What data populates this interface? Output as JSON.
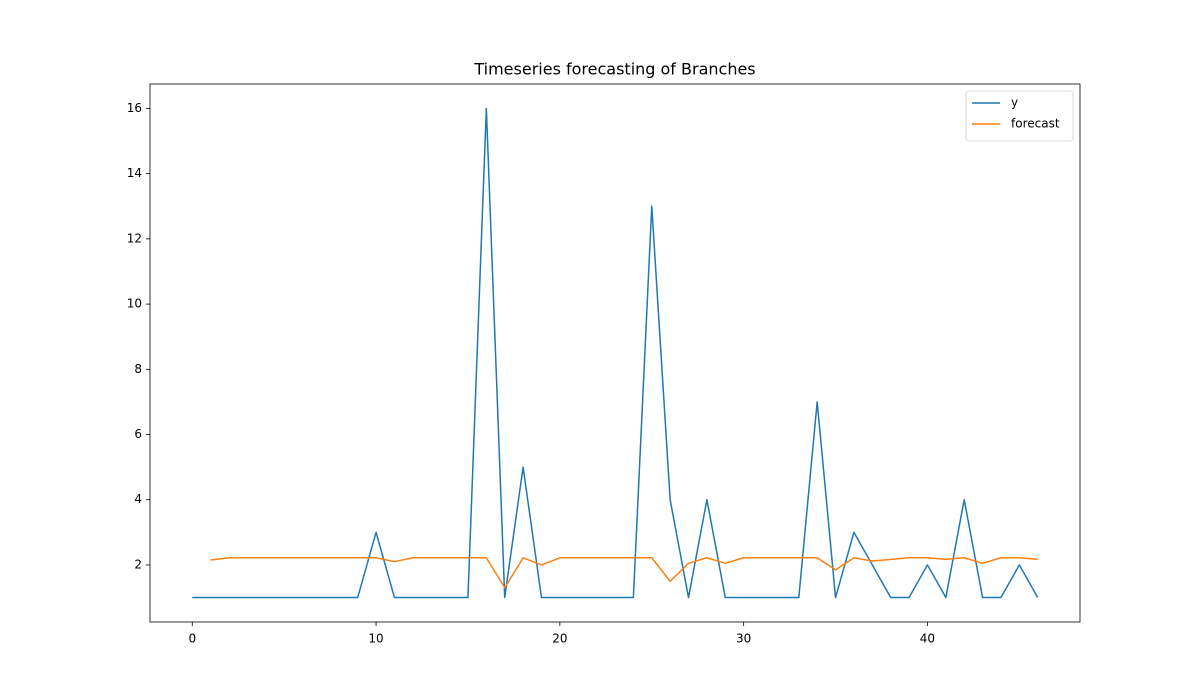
{
  "chart_data": {
    "type": "line",
    "title": "Timeseries forecasting of Branches",
    "x": [
      0,
      1,
      2,
      3,
      4,
      5,
      6,
      7,
      8,
      9,
      10,
      11,
      12,
      13,
      14,
      15,
      16,
      17,
      18,
      19,
      20,
      21,
      22,
      23,
      24,
      25,
      26,
      27,
      28,
      29,
      30,
      31,
      32,
      33,
      34,
      35,
      36,
      37,
      38,
      39,
      40,
      41,
      42,
      43,
      44,
      45,
      46
    ],
    "series": [
      {
        "name": "y",
        "color": "#1f77b4",
        "values": [
          1,
          1,
          1,
          1,
          1,
          1,
          1,
          1,
          1,
          1,
          3,
          1,
          1,
          1,
          1,
          1,
          16,
          1,
          5,
          1,
          1,
          1,
          1,
          1,
          1,
          13,
          4,
          1,
          4,
          1,
          1,
          1,
          1,
          1,
          7,
          1,
          3,
          2,
          1,
          1,
          2,
          1,
          4,
          1,
          1,
          2,
          1
        ]
      },
      {
        "name": "forecast",
        "color": "#ff7f0e",
        "values": [
          null,
          2.15,
          2.22,
          2.22,
          2.22,
          2.22,
          2.22,
          2.22,
          2.22,
          2.22,
          2.22,
          2.1,
          2.22,
          2.22,
          2.22,
          2.22,
          2.22,
          1.3,
          2.22,
          2.0,
          2.22,
          2.22,
          2.22,
          2.22,
          2.22,
          2.22,
          1.5,
          2.05,
          2.22,
          2.05,
          2.22,
          2.22,
          2.22,
          2.22,
          2.22,
          1.85,
          2.22,
          2.12,
          2.17,
          2.22,
          2.22,
          2.17,
          2.22,
          2.05,
          2.22,
          2.22,
          2.17
        ]
      }
    ],
    "xlim": [
      -2.3,
      48.3
    ],
    "ylim": [
      0.25,
      16.75
    ],
    "xticks": [
      0,
      10,
      20,
      30,
      40
    ],
    "yticks": [
      2,
      4,
      6,
      8,
      10,
      12,
      14,
      16
    ],
    "legend": "upper right"
  }
}
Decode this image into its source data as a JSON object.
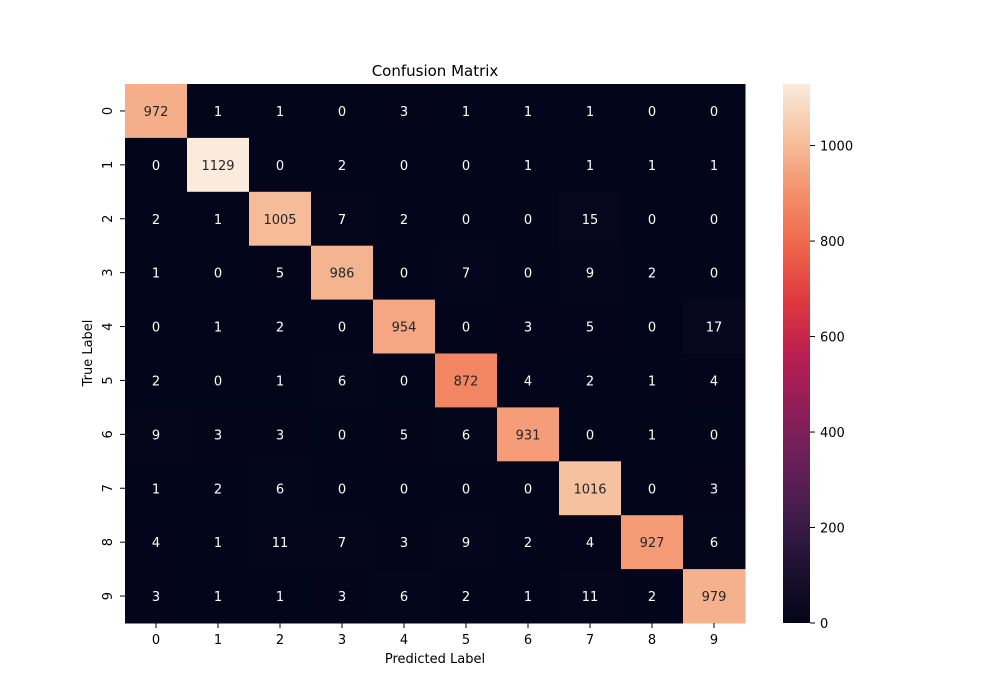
{
  "chart_data": {
    "type": "heatmap",
    "title": "Confusion Matrix",
    "xlabel": "Predicted Label",
    "ylabel": "True Label",
    "x_ticks": [
      "0",
      "1",
      "2",
      "3",
      "4",
      "5",
      "6",
      "7",
      "8",
      "9"
    ],
    "y_ticks": [
      "0",
      "1",
      "2",
      "3",
      "4",
      "5",
      "6",
      "7",
      "8",
      "9"
    ],
    "matrix": [
      [
        972,
        1,
        1,
        0,
        3,
        1,
        1,
        1,
        0,
        0
      ],
      [
        0,
        1129,
        0,
        2,
        0,
        0,
        1,
        1,
        1,
        1
      ],
      [
        2,
        1,
        1005,
        7,
        2,
        0,
        0,
        15,
        0,
        0
      ],
      [
        1,
        0,
        5,
        986,
        0,
        7,
        0,
        9,
        2,
        0
      ],
      [
        0,
        1,
        2,
        0,
        954,
        0,
        3,
        5,
        0,
        17
      ],
      [
        2,
        0,
        1,
        6,
        0,
        872,
        4,
        2,
        1,
        4
      ],
      [
        9,
        3,
        3,
        0,
        5,
        6,
        931,
        0,
        1,
        0
      ],
      [
        1,
        2,
        6,
        0,
        0,
        0,
        0,
        1016,
        0,
        3
      ],
      [
        4,
        1,
        11,
        7,
        3,
        9,
        2,
        4,
        927,
        6
      ],
      [
        3,
        1,
        1,
        3,
        6,
        2,
        1,
        11,
        2,
        979
      ]
    ],
    "colormap": "rocket",
    "value_range": [
      0,
      1129
    ],
    "colorbar": {
      "ticks": [
        0,
        200,
        400,
        600,
        800,
        1000
      ],
      "tick_labels": [
        "0",
        "200",
        "400",
        "600",
        "800",
        "1000"
      ]
    }
  }
}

:::::

## OBJECTIVE
Pull out every line of the records that includes the string "title".

## FULL OUTPUT
    "title": "Timeseries forecasting of Branches",
    "title": "Confusion Matrix",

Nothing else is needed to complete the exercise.